** Start Material for the task **
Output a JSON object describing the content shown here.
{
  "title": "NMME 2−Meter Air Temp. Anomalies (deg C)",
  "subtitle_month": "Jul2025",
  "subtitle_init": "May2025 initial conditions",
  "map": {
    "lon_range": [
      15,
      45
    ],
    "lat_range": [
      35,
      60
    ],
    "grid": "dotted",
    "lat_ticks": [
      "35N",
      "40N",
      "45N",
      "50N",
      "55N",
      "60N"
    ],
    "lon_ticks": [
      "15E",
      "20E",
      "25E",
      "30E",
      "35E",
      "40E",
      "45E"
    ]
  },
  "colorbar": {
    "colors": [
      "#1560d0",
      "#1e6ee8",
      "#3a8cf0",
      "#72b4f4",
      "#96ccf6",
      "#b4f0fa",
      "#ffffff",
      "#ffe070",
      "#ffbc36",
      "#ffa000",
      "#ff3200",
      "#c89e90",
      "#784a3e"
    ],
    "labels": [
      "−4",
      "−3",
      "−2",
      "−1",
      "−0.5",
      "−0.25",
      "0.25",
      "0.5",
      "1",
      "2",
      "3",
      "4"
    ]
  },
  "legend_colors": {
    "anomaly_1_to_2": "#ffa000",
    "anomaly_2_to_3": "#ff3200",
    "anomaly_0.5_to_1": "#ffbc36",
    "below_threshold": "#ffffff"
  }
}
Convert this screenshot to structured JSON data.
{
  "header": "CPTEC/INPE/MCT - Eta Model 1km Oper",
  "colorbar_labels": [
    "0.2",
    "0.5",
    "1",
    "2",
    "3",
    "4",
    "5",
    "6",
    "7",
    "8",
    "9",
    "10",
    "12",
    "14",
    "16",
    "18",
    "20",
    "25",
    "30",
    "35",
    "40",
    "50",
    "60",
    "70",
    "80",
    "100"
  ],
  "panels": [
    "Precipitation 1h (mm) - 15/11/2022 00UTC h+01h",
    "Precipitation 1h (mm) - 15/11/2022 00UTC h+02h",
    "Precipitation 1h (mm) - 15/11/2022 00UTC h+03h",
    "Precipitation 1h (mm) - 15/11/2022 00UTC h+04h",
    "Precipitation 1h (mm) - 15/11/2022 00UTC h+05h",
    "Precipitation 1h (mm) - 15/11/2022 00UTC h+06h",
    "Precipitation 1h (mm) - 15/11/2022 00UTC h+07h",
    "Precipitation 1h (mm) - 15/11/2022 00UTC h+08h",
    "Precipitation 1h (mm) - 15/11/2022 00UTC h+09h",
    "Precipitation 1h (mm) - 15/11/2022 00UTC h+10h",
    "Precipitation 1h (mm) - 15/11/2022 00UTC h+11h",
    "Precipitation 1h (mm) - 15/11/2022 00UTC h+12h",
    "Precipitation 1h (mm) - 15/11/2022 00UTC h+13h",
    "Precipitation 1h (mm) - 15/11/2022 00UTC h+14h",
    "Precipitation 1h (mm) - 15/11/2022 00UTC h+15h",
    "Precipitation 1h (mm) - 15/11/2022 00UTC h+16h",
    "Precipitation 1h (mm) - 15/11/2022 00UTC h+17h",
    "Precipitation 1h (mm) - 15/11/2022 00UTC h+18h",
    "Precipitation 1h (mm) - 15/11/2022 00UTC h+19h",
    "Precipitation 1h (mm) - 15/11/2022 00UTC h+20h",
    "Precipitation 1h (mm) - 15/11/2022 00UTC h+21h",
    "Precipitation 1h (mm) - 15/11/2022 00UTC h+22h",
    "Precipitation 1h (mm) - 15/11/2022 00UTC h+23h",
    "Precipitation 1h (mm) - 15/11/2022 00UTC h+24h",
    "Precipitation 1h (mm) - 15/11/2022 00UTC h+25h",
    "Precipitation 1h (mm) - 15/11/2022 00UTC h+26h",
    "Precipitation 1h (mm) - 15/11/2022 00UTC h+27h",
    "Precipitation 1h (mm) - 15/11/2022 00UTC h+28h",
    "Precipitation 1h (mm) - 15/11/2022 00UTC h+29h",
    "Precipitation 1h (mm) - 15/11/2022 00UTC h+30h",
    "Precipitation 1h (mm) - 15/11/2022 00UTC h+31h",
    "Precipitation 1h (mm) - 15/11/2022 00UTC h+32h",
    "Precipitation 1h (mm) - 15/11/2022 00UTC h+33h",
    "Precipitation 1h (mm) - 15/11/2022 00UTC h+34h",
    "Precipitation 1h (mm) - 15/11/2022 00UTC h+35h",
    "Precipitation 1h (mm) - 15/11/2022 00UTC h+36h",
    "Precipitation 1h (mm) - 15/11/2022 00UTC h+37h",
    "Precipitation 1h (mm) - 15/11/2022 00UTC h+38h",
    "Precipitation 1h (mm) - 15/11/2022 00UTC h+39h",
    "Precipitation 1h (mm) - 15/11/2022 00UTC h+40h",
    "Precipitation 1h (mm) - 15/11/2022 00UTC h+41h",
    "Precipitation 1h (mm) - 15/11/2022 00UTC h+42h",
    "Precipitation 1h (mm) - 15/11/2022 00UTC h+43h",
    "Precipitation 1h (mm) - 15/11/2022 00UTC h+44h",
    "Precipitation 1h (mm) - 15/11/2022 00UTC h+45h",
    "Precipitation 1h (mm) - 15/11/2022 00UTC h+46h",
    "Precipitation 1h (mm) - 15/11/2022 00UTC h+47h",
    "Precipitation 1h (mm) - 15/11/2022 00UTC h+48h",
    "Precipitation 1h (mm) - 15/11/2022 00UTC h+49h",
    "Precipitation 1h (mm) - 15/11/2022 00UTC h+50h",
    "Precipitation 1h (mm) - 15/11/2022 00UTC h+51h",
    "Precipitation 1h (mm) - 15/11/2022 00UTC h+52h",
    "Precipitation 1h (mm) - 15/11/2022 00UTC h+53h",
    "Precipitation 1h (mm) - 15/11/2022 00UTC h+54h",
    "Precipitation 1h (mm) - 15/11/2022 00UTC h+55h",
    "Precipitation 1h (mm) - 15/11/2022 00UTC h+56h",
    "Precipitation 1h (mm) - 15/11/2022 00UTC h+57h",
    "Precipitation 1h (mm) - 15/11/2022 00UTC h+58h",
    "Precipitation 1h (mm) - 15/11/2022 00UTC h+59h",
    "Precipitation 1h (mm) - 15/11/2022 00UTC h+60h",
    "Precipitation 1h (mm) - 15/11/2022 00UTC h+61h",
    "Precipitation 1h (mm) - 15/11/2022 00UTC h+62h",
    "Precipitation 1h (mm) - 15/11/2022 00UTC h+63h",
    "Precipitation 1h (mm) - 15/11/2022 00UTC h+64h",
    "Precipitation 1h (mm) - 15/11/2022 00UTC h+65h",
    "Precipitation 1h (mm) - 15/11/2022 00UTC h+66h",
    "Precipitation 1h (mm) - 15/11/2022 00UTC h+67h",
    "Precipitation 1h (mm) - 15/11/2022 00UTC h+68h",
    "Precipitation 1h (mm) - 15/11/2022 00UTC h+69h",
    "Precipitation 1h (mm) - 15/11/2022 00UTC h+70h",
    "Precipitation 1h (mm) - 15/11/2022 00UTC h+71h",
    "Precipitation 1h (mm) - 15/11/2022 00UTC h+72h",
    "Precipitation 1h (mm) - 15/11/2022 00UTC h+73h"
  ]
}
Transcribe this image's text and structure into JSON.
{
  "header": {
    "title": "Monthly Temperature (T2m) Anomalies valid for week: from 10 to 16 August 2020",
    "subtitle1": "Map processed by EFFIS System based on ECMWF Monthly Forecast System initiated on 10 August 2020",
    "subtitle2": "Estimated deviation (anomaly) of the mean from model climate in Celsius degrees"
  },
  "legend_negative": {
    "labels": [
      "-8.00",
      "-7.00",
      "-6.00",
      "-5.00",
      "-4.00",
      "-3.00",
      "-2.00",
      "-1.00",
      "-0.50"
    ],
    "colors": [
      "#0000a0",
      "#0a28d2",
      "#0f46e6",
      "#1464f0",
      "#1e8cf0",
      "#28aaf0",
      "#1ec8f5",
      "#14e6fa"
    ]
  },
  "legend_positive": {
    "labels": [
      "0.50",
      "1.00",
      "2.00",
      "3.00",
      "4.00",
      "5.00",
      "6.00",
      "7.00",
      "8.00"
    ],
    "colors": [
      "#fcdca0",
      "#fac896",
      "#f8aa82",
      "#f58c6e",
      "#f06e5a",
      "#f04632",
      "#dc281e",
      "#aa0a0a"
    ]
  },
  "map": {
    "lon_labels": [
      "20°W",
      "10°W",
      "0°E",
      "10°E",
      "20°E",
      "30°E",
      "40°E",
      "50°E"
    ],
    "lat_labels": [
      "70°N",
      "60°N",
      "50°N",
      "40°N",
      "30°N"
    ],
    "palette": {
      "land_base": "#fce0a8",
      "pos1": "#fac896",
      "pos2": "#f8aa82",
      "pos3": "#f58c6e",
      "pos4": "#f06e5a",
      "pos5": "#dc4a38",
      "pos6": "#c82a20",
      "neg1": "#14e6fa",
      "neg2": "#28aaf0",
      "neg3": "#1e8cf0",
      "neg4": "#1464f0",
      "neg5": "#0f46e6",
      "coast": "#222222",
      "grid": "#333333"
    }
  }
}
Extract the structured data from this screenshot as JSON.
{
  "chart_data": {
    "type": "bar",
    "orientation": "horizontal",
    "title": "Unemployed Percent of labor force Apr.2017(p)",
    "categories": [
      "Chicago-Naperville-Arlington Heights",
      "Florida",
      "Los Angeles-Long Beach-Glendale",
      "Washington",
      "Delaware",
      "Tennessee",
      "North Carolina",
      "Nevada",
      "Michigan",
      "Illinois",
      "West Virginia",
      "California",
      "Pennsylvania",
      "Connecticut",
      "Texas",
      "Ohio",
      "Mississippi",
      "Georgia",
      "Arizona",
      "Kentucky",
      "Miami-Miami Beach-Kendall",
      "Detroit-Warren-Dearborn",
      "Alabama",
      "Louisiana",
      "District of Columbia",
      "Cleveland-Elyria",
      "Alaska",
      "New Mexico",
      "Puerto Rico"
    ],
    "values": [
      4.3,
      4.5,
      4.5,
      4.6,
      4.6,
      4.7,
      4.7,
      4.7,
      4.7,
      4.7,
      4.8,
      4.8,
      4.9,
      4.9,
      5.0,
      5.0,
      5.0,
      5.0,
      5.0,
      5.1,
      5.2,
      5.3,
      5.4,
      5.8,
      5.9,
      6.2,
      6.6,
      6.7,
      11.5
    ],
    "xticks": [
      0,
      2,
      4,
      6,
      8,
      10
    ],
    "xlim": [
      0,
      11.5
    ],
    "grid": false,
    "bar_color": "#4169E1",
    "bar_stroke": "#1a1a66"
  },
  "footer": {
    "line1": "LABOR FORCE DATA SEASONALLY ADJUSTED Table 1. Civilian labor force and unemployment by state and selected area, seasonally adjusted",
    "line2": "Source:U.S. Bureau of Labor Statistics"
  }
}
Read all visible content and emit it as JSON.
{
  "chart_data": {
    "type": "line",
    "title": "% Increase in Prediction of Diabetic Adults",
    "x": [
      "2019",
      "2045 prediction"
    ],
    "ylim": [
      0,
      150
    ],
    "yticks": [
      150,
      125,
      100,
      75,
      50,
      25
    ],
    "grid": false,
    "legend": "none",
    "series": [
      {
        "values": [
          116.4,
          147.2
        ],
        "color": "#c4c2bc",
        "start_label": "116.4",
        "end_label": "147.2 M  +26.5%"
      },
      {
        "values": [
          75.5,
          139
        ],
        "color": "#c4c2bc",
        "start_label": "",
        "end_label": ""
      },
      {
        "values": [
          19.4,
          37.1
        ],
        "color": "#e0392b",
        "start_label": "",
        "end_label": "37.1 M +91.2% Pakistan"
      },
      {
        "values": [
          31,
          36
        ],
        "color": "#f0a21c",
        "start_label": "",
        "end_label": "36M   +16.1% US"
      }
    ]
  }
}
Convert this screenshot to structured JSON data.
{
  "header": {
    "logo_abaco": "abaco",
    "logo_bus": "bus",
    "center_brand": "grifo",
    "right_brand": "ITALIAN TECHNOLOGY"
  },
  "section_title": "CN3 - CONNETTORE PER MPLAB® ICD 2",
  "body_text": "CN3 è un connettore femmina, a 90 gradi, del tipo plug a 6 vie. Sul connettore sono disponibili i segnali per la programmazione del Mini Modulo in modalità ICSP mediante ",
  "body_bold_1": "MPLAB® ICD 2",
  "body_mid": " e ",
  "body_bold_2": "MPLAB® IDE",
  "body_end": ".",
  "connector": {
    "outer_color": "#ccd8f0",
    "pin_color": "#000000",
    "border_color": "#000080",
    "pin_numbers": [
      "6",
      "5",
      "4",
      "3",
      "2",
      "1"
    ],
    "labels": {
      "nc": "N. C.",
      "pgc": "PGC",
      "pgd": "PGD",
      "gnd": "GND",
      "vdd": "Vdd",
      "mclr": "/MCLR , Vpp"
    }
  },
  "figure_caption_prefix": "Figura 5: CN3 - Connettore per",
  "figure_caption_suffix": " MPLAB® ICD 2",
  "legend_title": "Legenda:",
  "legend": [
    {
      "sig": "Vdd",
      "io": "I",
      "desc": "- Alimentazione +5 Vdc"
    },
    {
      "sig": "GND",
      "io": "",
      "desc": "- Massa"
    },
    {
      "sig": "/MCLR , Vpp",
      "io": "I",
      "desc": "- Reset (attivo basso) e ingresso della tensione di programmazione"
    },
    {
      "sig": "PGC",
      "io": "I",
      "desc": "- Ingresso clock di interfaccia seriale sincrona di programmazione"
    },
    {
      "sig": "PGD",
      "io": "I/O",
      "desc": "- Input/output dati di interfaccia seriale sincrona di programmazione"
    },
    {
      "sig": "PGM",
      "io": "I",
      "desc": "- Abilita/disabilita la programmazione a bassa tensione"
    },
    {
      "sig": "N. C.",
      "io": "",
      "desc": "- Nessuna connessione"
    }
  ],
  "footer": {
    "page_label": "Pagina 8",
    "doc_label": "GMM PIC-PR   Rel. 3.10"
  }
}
** End Material for the task **
◆ Exercise prompt: Using the records above, list each line that includes "grid".

◆ The answer:
    "grid": "dotted",
      "grid": "#333333"
    "grid": false,
    "grid": false,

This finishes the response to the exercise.